**Data supplied:**
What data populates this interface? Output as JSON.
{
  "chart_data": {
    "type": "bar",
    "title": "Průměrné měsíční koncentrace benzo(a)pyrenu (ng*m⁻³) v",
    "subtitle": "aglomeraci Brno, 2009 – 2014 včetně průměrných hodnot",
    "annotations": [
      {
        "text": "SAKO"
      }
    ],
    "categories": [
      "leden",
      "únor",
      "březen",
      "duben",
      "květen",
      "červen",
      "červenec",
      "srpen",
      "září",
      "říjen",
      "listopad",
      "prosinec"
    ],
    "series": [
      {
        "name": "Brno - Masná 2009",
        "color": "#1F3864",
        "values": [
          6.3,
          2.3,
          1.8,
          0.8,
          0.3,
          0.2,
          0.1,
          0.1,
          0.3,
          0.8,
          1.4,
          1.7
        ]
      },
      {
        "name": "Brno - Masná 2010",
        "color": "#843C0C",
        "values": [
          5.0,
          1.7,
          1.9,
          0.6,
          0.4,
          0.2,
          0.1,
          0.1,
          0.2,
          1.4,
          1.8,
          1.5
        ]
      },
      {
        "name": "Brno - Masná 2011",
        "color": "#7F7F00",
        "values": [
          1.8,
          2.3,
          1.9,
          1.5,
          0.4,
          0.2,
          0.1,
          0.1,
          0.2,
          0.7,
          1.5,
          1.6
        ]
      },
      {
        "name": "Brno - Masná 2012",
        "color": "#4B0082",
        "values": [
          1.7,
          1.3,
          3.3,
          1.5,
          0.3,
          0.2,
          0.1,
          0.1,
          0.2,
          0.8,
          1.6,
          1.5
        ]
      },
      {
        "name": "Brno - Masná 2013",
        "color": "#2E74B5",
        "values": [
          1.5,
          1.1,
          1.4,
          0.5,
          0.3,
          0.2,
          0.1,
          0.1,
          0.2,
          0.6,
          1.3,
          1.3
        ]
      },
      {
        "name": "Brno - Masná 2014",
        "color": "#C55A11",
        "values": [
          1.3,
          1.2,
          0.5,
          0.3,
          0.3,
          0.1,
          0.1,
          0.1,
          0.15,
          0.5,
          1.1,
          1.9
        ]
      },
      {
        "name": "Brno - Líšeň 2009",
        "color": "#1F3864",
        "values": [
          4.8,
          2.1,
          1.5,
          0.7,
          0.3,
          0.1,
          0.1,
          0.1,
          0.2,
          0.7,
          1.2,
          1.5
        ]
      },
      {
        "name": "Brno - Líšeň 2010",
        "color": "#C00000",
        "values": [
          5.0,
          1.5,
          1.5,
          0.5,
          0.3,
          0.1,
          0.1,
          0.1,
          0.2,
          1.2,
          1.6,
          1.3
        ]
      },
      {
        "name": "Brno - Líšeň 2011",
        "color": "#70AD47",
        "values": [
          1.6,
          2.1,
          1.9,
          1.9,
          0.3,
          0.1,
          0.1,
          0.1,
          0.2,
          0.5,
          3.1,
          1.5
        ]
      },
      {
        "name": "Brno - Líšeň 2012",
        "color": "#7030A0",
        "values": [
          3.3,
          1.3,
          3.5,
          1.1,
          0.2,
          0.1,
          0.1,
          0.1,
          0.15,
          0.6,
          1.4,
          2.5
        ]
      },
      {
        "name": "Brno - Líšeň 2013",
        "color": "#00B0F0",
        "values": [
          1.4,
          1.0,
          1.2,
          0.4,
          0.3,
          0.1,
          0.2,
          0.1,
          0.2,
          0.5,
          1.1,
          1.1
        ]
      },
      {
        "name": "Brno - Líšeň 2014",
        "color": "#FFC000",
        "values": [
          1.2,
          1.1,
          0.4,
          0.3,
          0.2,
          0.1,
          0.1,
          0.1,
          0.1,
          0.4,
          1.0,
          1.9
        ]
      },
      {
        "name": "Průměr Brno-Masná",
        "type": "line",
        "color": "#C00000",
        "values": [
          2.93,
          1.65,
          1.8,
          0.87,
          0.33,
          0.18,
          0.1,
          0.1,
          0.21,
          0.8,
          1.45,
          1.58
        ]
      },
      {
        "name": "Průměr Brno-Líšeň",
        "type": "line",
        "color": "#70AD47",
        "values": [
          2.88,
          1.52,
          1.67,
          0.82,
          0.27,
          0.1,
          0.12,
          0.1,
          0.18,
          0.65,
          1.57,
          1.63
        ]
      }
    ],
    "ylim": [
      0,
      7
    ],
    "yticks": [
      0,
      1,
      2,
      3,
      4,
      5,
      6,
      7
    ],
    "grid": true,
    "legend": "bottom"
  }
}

**What this task involves:** Return the lines of the records that include the string "Masná".

**The reply:**
        "name": "Brno - Masná 2009",
        "name": "Brno - Masná 2010",
        "name": "Brno - Masná 2011",
        "name": "Brno - Masná 2012",
        "name": "Brno - Masná 2013",
        "name": "Brno - Masná 2014",
        "name": "Průměr Brno-Masná",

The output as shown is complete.